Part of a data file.
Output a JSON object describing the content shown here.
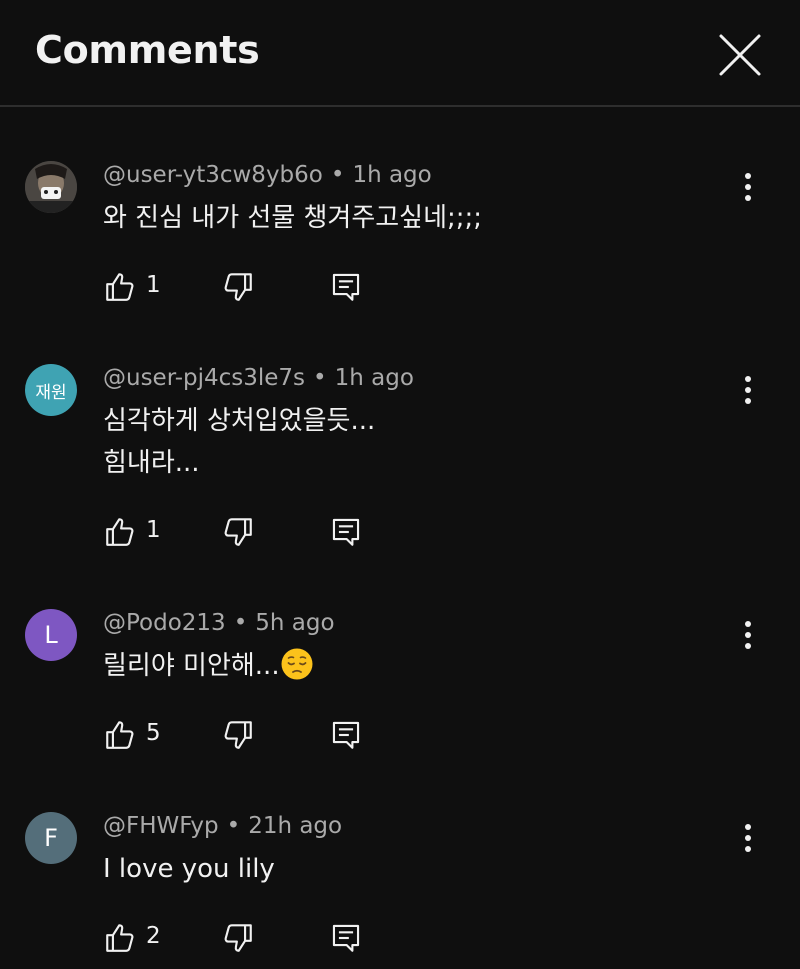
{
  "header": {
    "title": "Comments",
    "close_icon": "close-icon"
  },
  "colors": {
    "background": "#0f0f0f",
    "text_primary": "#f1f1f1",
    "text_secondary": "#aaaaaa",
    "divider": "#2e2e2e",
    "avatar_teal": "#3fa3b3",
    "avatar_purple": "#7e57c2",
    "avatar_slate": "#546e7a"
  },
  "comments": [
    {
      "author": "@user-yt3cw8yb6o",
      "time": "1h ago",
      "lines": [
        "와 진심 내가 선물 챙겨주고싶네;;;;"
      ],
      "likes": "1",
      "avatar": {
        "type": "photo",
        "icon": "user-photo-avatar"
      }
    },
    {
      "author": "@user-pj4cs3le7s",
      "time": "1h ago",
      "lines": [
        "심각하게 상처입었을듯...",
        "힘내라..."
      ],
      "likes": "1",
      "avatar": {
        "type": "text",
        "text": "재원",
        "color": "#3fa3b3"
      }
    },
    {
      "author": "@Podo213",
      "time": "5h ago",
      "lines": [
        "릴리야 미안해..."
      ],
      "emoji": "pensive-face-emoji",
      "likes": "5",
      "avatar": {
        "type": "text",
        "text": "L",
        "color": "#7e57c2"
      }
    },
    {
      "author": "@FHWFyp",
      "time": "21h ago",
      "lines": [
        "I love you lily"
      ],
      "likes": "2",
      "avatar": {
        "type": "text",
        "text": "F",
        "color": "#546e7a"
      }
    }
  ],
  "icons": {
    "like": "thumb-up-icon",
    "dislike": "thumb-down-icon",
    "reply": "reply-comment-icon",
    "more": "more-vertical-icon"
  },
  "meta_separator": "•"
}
...
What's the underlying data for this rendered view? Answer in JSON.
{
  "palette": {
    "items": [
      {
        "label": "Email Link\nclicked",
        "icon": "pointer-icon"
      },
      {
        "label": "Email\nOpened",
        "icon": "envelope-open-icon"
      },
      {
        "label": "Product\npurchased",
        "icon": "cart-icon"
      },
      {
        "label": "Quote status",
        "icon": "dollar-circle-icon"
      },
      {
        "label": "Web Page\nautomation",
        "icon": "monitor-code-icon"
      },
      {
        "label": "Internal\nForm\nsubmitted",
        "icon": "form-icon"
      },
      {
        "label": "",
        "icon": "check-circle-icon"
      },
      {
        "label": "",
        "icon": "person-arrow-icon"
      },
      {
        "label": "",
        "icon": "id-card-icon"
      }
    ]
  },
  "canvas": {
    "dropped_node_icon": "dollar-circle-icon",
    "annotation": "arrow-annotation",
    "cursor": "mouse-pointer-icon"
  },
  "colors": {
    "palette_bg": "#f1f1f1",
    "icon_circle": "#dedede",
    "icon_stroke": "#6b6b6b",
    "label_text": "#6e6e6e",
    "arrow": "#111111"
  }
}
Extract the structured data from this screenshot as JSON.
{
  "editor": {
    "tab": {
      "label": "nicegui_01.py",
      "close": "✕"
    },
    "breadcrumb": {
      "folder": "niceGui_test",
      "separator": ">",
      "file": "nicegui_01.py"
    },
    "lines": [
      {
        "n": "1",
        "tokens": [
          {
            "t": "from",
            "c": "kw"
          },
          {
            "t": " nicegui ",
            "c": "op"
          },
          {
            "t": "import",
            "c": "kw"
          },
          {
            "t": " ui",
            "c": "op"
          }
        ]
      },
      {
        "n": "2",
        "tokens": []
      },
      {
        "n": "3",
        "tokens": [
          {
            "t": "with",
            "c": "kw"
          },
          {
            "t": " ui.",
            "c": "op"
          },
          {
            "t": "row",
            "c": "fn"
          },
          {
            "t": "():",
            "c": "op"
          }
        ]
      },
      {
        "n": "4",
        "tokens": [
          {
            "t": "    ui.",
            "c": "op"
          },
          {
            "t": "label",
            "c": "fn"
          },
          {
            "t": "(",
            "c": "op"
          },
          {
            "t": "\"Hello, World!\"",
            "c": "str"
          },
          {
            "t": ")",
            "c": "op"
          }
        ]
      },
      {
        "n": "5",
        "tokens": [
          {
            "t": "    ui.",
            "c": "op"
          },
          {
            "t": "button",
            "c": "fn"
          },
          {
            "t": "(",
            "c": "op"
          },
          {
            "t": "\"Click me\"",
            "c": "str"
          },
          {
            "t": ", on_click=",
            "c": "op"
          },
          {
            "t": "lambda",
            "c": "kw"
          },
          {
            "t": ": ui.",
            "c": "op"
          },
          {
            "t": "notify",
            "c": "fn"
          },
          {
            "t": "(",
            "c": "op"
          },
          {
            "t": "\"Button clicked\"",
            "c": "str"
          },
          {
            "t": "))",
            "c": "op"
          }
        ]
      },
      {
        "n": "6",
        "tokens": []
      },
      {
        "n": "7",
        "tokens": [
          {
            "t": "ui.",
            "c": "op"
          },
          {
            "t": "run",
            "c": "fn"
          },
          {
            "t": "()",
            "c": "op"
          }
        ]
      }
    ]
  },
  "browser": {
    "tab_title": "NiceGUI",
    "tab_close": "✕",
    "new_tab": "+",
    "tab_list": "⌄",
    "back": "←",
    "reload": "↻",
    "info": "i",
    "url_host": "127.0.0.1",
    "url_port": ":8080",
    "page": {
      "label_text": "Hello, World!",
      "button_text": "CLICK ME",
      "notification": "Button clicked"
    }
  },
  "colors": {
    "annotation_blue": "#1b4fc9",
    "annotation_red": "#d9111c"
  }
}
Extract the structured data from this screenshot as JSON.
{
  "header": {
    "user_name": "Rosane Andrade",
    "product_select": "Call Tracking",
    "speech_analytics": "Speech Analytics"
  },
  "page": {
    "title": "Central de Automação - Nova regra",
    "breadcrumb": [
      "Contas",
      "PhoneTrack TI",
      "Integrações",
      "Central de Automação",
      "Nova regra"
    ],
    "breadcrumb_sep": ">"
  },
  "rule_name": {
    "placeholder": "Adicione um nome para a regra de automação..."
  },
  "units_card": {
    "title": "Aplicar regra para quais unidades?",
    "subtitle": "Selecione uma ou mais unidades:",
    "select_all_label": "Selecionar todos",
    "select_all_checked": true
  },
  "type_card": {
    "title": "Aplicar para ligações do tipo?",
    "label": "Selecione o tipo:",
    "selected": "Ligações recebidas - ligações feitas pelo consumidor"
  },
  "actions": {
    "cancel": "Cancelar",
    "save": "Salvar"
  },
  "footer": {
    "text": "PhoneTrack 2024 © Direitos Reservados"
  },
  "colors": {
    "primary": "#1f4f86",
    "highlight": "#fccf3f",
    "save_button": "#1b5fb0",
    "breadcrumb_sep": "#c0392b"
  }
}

THE TASK.
Which lines in the records above contain the string "ligações"? Copy each one.

THE RESULT.
    "title": "Aplicar para ligações do tipo?",
    "selected": "Ligações recebidas - ligações feitas pelo consumidor"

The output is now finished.